> **The problem**
Copy out every record below with complete accuracy.

═══ Record excerpts ═══

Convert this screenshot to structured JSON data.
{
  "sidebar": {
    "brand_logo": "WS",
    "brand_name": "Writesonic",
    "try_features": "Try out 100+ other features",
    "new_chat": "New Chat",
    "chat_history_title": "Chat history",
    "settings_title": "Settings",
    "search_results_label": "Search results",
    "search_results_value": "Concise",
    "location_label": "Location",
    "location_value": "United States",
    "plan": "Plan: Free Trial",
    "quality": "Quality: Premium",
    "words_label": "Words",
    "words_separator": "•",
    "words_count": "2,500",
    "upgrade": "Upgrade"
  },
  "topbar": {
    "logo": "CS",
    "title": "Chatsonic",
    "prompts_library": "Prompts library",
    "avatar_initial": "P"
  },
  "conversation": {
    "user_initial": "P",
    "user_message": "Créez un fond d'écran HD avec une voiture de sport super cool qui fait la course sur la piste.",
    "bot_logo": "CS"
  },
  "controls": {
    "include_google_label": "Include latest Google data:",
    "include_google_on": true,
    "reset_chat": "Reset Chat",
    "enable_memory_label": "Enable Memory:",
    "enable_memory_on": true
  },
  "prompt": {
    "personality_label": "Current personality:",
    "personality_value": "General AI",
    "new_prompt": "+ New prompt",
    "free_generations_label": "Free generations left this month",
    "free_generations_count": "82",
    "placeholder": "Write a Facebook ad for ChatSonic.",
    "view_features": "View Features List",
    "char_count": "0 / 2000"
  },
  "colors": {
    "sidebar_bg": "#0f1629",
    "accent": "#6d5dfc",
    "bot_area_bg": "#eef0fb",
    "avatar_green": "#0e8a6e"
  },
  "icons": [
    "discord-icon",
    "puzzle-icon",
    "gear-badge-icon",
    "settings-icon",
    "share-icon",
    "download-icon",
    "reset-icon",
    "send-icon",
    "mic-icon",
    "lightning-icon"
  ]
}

═══

> **Correct output**
Convert this screenshot to structured JSON data.
{
  "sidebar": {
    "brand_logo": "WS",
    "brand_name": "Writesonic",
    "try_features": "Try out 100+ other features",
    "new_chat": "New Chat",
    "chat_history_title": "Chat history",
    "settings_title": "Settings",
    "search_results_label": "Search results",
    "search_results_value": "Concise",
    "location_label": "Location",
    "location_value": "United States",
    "plan": "Plan: Free Trial",
    "quality": "Quality: Premium",
    "words_label": "Words",
    "words_separator": "•",
    "words_count": "2,500",
    "upgrade": "Upgrade"
  },
  "topbar": {
    "logo": "CS",
    "title": "Chatsonic",
    "prompts_library": "Prompts library",
    "avatar_initial": "P"
  },
  "conversation": {
    "user_initial": "P",
    "user_message": "Créez un fond d'écran HD avec une voiture de sport super cool qui fait la course sur la piste.",
    "bot_logo": "CS"
  },
  "controls": {
    "include_google_label": "Include latest Google data:",
    "include_google_on": true,
    "reset_chat": "Reset Chat",
    "enable_memory_label": "Enable Memory:",
    "enable_memory_on": true
  },
  "prompt": {
    "personality_label": "Current personality:",
    "personality_value": "General AI",
    "new_prompt": "+ New prompt",
    "free_generations_label": "Free generations left this month",
    "free_generations_count": "82",
    "placeholder": "Write a Facebook ad for ChatSonic.",
    "view_features": "View Features List",
    "char_count": "0 / 2000"
  },
  "colors": {
    "sidebar_bg": "#0f1629",
    "accent": "#6d5dfc",
    "bot_area_bg": "#eef0fb",
    "avatar_green": "#0e8a6e"
  },
  "icons": [
    "discord-icon",
    "puzzle-icon",
    "gear-badge-icon",
    "settings-icon",
    "share-icon",
    "download-icon",
    "reset-icon",
    "send-icon",
    "mic-icon",
    "lightning-icon"
  ]
}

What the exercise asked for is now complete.